§ GIVEN TEXT:
---

I have been in the foodservice industry since I was 14 years old and over the last 40 years, our industry has gone from the ‘last job I would do’, to a cool, social industry that creates great places for people to enjoy. Yes, there is food, drink and service, but the ‘social glue’ that our industry provides makes the difference. 

With the rise in the importance of the foodservice occupier, JLL Foodservice Consulting is increasingly being asked to help shape the future of places with large and small F&B components.

To manage it and get great returns from the new F&B asset class, it needs to be delivered in the right way from strategy to execution to refreshing the offer. Don’t think that F&B is just like other retail. The world is littered with failed foodservice locations that ‘benefitted’ from the ‘one size fits all’ approach.

Retail and foodservice look similar, they are tenants charged rents from which property companies generate valuations and yields. However, retail and foodservice reflect different investment characteristics, and will often perform differently, even in similar market environments.

---

§ BRIEF 1: Please extract, word for word, everything in the rows from the first line down to the line containing "question-mark-icon: ? <box>127", including both of those lines.

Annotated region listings

---

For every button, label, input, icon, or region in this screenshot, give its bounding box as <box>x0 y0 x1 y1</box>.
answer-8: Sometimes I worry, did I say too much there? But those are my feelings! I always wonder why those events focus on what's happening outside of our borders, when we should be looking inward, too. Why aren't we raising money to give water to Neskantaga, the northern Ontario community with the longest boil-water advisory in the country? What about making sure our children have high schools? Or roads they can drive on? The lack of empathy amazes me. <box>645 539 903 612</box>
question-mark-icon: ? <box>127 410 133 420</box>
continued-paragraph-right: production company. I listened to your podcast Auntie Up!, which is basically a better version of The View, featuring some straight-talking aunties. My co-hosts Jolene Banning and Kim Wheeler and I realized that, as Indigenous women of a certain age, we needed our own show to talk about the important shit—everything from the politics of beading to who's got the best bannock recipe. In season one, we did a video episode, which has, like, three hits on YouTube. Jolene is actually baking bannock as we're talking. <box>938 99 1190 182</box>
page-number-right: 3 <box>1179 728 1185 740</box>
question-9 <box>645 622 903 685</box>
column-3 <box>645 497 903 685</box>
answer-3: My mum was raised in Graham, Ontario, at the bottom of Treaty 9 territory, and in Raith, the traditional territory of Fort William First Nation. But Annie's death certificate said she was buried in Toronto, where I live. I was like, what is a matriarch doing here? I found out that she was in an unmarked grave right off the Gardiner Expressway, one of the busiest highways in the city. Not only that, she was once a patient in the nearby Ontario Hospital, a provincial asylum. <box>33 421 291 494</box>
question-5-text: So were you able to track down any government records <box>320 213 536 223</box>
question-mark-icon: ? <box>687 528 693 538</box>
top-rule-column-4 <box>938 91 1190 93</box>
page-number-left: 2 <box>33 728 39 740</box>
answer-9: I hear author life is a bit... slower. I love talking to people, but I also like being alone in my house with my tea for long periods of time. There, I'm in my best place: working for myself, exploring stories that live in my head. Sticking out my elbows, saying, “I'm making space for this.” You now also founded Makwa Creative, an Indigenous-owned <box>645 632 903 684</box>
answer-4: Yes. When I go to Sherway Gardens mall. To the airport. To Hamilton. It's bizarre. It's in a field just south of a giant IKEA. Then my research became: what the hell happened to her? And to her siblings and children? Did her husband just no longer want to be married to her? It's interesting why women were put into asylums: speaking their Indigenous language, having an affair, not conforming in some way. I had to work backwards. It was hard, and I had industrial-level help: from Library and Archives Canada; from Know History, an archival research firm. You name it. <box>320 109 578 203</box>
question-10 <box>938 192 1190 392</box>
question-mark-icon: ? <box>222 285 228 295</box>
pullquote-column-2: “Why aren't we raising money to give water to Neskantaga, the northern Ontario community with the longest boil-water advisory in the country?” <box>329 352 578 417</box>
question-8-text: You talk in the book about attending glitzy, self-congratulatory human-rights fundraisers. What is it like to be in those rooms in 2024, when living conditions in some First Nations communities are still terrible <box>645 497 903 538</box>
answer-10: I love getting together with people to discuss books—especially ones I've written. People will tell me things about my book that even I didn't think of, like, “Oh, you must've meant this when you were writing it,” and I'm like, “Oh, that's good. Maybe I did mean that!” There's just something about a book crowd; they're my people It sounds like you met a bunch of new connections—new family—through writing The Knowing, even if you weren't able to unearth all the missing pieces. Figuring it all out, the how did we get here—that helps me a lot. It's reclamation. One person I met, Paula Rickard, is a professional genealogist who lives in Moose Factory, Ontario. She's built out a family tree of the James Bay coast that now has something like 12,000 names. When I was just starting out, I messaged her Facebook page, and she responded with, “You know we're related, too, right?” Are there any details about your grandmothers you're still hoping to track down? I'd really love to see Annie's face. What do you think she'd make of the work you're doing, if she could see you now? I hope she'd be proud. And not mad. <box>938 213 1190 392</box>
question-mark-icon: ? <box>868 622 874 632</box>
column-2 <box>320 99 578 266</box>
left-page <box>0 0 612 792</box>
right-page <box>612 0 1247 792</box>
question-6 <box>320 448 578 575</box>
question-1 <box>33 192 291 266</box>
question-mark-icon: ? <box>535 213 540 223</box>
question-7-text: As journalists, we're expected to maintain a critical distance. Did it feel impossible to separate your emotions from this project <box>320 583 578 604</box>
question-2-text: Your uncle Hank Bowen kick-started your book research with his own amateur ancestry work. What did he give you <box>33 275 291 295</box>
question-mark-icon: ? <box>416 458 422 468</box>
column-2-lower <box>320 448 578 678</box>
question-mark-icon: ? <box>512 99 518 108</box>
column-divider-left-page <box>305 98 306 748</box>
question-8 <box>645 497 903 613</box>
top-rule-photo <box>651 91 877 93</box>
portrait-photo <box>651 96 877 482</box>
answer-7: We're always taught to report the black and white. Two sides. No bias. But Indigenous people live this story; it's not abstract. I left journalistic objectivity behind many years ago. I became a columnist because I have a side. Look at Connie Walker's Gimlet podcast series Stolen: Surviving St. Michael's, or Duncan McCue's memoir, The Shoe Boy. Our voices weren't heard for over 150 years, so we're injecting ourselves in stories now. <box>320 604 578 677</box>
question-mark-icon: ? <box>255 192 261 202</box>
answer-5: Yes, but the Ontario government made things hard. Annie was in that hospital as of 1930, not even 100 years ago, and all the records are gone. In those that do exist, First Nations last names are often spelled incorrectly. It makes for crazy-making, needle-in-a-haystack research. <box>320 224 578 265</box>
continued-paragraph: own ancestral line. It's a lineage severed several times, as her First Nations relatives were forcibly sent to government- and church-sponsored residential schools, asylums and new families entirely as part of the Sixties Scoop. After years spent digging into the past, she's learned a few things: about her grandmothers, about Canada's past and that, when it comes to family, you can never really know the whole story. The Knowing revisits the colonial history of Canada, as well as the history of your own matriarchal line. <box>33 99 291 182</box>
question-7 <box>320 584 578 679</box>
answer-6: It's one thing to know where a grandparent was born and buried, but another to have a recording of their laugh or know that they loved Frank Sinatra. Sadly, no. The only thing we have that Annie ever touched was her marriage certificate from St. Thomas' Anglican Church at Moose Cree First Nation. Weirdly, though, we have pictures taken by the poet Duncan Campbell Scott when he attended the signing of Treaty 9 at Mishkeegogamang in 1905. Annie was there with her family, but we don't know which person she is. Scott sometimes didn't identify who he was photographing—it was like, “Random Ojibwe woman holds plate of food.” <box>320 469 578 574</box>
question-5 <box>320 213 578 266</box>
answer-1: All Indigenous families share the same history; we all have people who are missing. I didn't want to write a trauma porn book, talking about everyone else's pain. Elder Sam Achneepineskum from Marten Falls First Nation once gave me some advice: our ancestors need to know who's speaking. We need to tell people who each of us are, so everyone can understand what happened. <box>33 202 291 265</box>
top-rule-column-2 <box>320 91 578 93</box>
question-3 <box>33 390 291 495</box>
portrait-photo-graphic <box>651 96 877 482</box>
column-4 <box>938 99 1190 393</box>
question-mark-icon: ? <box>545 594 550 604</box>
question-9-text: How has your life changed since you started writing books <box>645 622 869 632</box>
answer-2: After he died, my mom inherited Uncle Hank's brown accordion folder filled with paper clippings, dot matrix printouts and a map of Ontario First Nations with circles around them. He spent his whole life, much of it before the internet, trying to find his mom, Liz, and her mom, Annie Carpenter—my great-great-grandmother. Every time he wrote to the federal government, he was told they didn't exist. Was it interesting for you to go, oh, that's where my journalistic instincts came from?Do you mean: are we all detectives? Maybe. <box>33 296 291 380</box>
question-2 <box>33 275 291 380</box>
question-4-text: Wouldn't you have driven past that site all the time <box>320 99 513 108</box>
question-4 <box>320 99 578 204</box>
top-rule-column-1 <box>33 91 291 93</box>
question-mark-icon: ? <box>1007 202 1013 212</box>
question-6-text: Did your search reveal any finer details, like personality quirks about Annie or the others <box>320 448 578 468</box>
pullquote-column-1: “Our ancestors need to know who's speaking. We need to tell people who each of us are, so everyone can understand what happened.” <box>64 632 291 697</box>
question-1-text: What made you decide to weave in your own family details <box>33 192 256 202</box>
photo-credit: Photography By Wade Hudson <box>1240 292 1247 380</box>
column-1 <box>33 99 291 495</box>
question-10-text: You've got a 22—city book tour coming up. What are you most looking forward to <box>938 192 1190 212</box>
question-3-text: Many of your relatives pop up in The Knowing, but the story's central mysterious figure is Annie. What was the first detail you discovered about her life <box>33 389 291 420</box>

---

§ BRIEF 2: Name each stage through which the foodservice passage says F&B must be delivered in the right way.

§ EXERCISE SOLUTION 1:
For every button, label, input, icon, or region in this screenshot, give its bounding box as <box>x0 y0 x1 y1</box>.
answer-8: Sometimes I worry, did I say too much there? But those are my feelings! I always wonder why those events focus on what's happening outside of our borders, when we should be looking inward, too. Why aren't we raising money to give water to Neskantaga, the northern Ontario community with the longest boil-water advisory in the country? What about making sure our children have high schools? Or roads they can drive on? The lack of empathy amazes me. <box>645 539 903 612</box>
question-mark-icon: ? <box>127 410 133 420</box>

§ EXERCISE SOLUTION 2: Strategy, execution, refreshing the offer